* _Exercise task_: The data below needs to be returned exactly, line for line.

* _Material provided_:
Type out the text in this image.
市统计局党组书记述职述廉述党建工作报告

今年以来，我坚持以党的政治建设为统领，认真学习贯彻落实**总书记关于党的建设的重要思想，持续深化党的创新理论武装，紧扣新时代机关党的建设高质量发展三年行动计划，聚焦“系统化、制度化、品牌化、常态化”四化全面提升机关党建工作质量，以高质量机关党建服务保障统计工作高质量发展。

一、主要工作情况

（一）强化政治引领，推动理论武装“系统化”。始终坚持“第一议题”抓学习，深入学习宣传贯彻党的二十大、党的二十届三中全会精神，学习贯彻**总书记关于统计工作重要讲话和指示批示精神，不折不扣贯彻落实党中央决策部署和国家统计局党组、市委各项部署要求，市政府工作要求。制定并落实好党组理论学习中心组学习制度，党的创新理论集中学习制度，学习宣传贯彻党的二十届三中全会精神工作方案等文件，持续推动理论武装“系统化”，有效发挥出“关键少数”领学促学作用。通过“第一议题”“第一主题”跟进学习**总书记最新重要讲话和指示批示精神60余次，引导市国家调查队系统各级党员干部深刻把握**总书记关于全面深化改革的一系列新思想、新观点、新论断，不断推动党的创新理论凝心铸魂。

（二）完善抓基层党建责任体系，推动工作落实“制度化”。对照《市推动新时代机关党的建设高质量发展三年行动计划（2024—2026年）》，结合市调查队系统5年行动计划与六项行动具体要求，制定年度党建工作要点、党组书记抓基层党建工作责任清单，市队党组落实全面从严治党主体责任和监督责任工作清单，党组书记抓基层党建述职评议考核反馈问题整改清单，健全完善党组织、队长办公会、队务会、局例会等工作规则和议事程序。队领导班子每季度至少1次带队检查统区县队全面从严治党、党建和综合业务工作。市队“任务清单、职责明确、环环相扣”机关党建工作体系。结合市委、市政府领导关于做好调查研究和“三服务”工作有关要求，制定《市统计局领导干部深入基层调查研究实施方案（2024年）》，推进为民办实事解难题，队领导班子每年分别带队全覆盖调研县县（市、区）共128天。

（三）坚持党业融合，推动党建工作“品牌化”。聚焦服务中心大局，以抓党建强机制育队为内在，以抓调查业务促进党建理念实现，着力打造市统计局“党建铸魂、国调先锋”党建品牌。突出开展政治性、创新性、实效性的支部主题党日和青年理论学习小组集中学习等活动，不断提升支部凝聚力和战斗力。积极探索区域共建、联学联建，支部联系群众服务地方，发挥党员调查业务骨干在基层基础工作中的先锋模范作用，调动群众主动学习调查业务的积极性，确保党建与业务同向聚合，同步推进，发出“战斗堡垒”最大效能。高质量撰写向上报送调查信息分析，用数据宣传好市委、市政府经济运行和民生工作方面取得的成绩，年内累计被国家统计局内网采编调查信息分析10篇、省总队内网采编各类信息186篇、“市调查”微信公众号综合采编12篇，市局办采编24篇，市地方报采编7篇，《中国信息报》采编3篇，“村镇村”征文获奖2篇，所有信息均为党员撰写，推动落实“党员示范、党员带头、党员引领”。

* _The response_:
Type out the text in this image.
市统计局党组书记述职述廉述党建工作报告

今年以来，我坚持以党的政治建设为统领，认真学习贯彻落实**总书记关于党的建设的重要思想，持续深化党的创新理论武装，紧扣新时代机关党的建设高质量发展三年行动计划，聚焦“系统化、制度化、品牌化、常态化”四化全面提升机关党建工作质量，以高质量机关党建服务保障统计工作高质量发展。

一、主要工作情况

（一）强化政治引领，推动理论武装“系统化”。始终坚持“第一议题”抓学习，深入学习宣传贯彻党的二十大、党的二十届三中全会精神，学习贯彻**总书记关于统计工作重要讲话和指示批示精神，不折不扣贯彻落实党中央决策部署和国家统计局党组、市委各项部署要求，市政府工作要求。制定并落实好党组理论学习中心组学习制度，党的创新理论集中学习制度，学习宣传贯彻党的二十届三中全会精神工作方案等文件，持续推动理论武装“系统化”，有效发挥出“关键少数”领学促学作用。通过“第一议题”“第一主题”跟进学习**总书记最新重要讲话和指示批示精神60余次，引导市国家调查队系统各级党员干部深刻把握**总书记关于全面深化改革的一系列新思想、新观点、新论断，不断推动党的创新理论凝心铸魂。

（二）完善抓基层党建责任体系，推动工作落实“制度化”。对照《市推动新时代机关党的建设高质量发展三年行动计划（2024—2026年）》，结合市调查队系统5年行动计划与六项行动具体要求，制定年度党建工作要点、党组书记抓基层党建工作责任清单，市队党组落实全面从严治党主体责任和监督责任工作清单，党组书记抓基层党建述职评议考核反馈问题整改清单，健全完善党组织、队长办公会、队务会、局例会等工作规则和议事程序。队领导班子每季度至少1次带队检查统区县队全面从严治党、党建和综合业务工作。市队“任务清单、职责明确、环环相扣”机关党建工作体系。结合市委、市政府领导关于做好调查研究和“三服务”工作有关要求，制定《市统计局领导干部深入基层调查研究实施方案（2024年）》，推进为民办实事解难题，队领导班子每年分别带队全覆盖调研县县（市、区）共128天。

（三）坚持党业融合，推动党建工作“品牌化”。聚焦服务中心大局，以抓党建强机制育队为内在，以抓调查业务促进党建理念实现，着力打造市统计局“党建铸魂、国调先锋”党建品牌。突出开展政治性、创新性、实效性的支部主题党日和青年理论学习小组集中学习等活动，不断提升支部凝聚力和战斗力。积极探索区域共建、联学联建，支部联系群众服务地方，发挥党员调查业务骨干在基层基础工作中的先锋模范作用，调动群众主动学习调查业务的积极性，确保党建与业务同向聚合，同步推进，发出“战斗堡垒”最大效能。高质量撰写向上报送调查信息分析，用数据宣传好市委、市政府经济运行和民生工作方面取得的成绩，年内累计被国家统计局内网采编调查信息分析10篇、省总队内网采编各类信息186篇、“市调查”微信公众号综合采编12篇，市局办采编24篇，市地方报采编7篇，《中国信息报》采编3篇，“村镇村”征文获奖2篇，所有信息均为党员撰写，推动落实“党员示范、党员带头、党员引领”。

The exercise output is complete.